- **Objective**:
Search the data below for the word "value" and copy each line that holds it.

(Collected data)
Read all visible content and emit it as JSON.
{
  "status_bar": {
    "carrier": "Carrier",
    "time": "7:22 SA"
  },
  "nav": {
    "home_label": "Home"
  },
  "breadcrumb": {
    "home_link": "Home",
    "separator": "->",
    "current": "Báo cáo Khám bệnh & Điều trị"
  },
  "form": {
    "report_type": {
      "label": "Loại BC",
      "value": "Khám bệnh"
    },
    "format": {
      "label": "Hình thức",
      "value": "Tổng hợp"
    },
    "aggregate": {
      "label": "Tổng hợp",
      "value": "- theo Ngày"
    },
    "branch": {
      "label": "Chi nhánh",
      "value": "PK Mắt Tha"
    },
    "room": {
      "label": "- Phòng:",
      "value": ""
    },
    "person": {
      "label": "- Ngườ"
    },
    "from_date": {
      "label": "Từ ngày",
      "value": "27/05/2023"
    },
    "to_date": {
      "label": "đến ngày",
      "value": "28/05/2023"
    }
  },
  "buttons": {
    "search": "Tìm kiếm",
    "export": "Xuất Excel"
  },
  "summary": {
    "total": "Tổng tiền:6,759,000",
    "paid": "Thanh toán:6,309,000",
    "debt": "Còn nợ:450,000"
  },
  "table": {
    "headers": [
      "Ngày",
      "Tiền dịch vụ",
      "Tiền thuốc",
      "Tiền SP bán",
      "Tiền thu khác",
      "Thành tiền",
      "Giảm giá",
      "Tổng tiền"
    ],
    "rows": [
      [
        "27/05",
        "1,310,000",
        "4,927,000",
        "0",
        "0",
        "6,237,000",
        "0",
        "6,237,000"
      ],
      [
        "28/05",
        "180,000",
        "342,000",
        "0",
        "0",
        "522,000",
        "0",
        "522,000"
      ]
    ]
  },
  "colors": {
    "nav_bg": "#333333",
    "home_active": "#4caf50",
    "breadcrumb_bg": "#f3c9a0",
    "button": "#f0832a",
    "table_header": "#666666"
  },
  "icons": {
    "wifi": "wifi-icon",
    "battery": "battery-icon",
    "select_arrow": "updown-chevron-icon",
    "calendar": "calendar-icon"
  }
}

- **Result below**:
      "value": "Khám bệnh"
      "value": "Tổng hợp"
      "value": "- theo Ngày"
      "value": "PK Mắt Tha"
      "value": ""
      "value": "27/05/2023"
      "value": "28/05/2023"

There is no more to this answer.